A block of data
···

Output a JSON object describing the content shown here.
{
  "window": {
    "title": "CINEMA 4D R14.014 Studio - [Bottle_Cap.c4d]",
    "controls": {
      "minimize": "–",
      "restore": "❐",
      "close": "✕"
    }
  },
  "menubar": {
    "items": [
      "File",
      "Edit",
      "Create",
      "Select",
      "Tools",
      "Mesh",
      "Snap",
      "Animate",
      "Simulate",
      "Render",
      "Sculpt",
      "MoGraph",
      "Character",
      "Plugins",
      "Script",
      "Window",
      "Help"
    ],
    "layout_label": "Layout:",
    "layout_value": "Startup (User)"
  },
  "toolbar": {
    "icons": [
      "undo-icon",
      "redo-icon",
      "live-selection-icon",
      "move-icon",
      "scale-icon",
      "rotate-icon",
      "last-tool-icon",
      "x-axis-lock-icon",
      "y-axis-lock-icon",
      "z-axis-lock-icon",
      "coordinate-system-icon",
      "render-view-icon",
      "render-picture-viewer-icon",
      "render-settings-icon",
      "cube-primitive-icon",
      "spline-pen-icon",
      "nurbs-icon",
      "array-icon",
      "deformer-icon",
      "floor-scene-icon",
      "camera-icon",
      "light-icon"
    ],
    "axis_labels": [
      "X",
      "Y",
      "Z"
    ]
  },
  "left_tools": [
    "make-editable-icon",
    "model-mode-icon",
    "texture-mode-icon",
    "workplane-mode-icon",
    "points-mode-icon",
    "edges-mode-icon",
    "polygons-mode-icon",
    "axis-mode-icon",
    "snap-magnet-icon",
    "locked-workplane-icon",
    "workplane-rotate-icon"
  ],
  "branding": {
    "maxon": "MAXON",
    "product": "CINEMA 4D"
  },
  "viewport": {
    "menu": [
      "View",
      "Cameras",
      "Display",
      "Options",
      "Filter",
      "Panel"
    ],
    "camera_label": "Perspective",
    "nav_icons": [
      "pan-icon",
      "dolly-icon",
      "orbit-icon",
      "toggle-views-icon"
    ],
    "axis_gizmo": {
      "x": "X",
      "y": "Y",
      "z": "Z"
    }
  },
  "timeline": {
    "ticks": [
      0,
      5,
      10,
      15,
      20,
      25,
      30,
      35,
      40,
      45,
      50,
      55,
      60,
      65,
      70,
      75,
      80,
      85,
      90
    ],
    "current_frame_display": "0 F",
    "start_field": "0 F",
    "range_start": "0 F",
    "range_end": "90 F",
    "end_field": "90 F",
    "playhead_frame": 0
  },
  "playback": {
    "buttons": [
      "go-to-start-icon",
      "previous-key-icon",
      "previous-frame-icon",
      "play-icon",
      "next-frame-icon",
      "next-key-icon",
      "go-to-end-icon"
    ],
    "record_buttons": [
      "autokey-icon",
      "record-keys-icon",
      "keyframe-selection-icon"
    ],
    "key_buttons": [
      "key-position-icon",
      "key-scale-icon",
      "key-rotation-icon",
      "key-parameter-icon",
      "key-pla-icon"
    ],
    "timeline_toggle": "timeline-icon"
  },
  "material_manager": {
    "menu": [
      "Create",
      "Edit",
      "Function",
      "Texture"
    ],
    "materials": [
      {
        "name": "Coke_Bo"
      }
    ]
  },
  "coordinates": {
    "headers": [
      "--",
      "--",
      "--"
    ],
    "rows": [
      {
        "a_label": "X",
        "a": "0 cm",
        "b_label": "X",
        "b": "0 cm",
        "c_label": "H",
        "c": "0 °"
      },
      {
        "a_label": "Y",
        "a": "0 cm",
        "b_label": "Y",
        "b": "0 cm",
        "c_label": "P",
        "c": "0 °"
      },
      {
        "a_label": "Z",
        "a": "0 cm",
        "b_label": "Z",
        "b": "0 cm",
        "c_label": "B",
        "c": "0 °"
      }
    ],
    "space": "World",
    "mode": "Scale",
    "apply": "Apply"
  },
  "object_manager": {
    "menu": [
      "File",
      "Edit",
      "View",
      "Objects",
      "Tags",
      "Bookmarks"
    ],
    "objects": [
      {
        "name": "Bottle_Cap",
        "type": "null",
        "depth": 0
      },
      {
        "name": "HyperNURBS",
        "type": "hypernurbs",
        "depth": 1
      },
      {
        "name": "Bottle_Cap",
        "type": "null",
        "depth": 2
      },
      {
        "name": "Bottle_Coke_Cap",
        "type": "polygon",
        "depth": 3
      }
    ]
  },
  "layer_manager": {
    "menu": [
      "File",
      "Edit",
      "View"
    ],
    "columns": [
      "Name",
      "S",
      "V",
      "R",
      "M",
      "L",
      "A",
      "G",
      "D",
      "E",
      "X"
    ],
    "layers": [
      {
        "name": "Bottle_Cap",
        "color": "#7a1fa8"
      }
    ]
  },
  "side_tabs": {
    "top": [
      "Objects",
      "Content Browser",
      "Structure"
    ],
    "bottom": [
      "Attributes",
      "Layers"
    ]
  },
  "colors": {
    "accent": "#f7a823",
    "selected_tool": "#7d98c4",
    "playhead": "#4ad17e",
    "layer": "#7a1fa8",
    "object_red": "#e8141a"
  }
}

···

**WHAT IS ASKED**: Once more, set down the full listing, verbatim.

**FINAL RESULT**:
Output a JSON object describing the content shown here.
{
  "window": {
    "title": "CINEMA 4D R14.014 Studio - [Bottle_Cap.c4d]",
    "controls": {
      "minimize": "–",
      "restore": "❐",
      "close": "✕"
    }
  },
  "menubar": {
    "items": [
      "File",
      "Edit",
      "Create",
      "Select",
      "Tools",
      "Mesh",
      "Snap",
      "Animate",
      "Simulate",
      "Render",
      "Sculpt",
      "MoGraph",
      "Character",
      "Plugins",
      "Script",
      "Window",
      "Help"
    ],
    "layout_label": "Layout:",
    "layout_value": "Startup (User)"
  },
  "toolbar": {
    "icons": [
      "undo-icon",
      "redo-icon",
      "live-selection-icon",
      "move-icon",
      "scale-icon",
      "rotate-icon",
      "last-tool-icon",
      "x-axis-lock-icon",
      "y-axis-lock-icon",
      "z-axis-lock-icon",
      "coordinate-system-icon",
      "render-view-icon",
      "render-picture-viewer-icon",
      "render-settings-icon",
      "cube-primitive-icon",
      "spline-pen-icon",
      "nurbs-icon",
      "array-icon",
      "deformer-icon",
      "floor-scene-icon",
      "camera-icon",
      "light-icon"
    ],
    "axis_labels": [
      "X",
      "Y",
      "Z"
    ]
  },
  "left_tools": [
    "make-editable-icon",
    "model-mode-icon",
    "texture-mode-icon",
    "workplane-mode-icon",
    "points-mode-icon",
    "edges-mode-icon",
    "polygons-mode-icon",
    "axis-mode-icon",
    "snap-magnet-icon",
    "locked-workplane-icon",
    "workplane-rotate-icon"
  ],
  "branding": {
    "maxon": "MAXON",
    "product": "CINEMA 4D"
  },
  "viewport": {
    "menu": [
      "View",
      "Cameras",
      "Display",
      "Options",
      "Filter",
      "Panel"
    ],
    "camera_label": "Perspective",
    "nav_icons": [
      "pan-icon",
      "dolly-icon",
      "orbit-icon",
      "toggle-views-icon"
    ],
    "axis_gizmo": {
      "x": "X",
      "y": "Y",
      "z": "Z"
    }
  },
  "timeline": {
    "ticks": [
      0,
      5,
      10,
      15,
      20,
      25,
      30,
      35,
      40,
      45,
      50,
      55,
      60,
      65,
      70,
      75,
      80,
      85,
      90
    ],
    "current_frame_display": "0 F",
    "start_field": "0 F",
    "range_start": "0 F",
    "range_end": "90 F",
    "end_field": "90 F",
    "playhead_frame": 0
  },
  "playback": {
    "buttons": [
      "go-to-start-icon",
      "previous-key-icon",
      "previous-frame-icon",
      "play-icon",
      "next-frame-icon",
      "next-key-icon",
      "go-to-end-icon"
    ],
    "record_buttons": [
      "autokey-icon",
      "record-keys-icon",
      "keyframe-selection-icon"
    ],
    "key_buttons": [
      "key-position-icon",
      "key-scale-icon",
      "key-rotation-icon",
      "key-parameter-icon",
      "key-pla-icon"
    ],
    "timeline_toggle": "timeline-icon"
  },
  "material_manager": {
    "menu": [
      "Create",
      "Edit",
      "Function",
      "Texture"
    ],
    "materials": [
      {
        "name": "Coke_Bo"
      }
    ]
  },
  "coordinates": {
    "headers": [
      "--",
      "--",
      "--"
    ],
    "rows": [
      {
        "a_label": "X",
        "a": "0 cm",
        "b_label": "X",
        "b": "0 cm",
        "c_label": "H",
        "c": "0 °"
      },
      {
        "a_label": "Y",
        "a": "0 cm",
        "b_label": "Y",
        "b": "0 cm",
        "c_label": "P",
        "c": "0 °"
      },
      {
        "a_label": "Z",
        "a": "0 cm",
        "b_label": "Z",
        "b": "0 cm",
        "c_label": "B",
        "c": "0 °"
      }
    ],
    "space": "World",
    "mode": "Scale",
    "apply": "Apply"
  },
  "object_manager": {
    "menu": [
      "File",
      "Edit",
      "View",
      "Objects",
      "Tags",
      "Bookmarks"
    ],
    "objects": [
      {
        "name": "Bottle_Cap",
        "type": "null",
        "depth": 0
      },
      {
        "name": "HyperNURBS",
        "type": "hypernurbs",
        "depth": 1
      },
      {
        "name": "Bottle_Cap",
        "type": "null",
        "depth": 2
      },
      {
        "name": "Bottle_Coke_Cap",
        "type": "polygon",
        "depth": 3
      }
    ]
  },
  "layer_manager": {
    "menu": [
      "File",
      "Edit",
      "View"
    ],
    "columns": [
      "Name",
      "S",
      "V",
      "R",
      "M",
      "L",
      "A",
      "G",
      "D",
      "E",
      "X"
    ],
    "layers": [
      {
        "name": "Bottle_Cap",
        "color": "#7a1fa8"
      }
    ]
  },
  "side_tabs": {
    "top": [
      "Objects",
      "Content Browser",
      "Structure"
    ],
    "bottom": [
      "Attributes",
      "Layers"
    ]
  },
  "colors": {
    "accent": "#f7a823",
    "selected_tool": "#7d98c4",
    "playhead": "#4ad17e",
    "layer": "#7a1fa8",
    "object_red": "#e8141a"
  }
}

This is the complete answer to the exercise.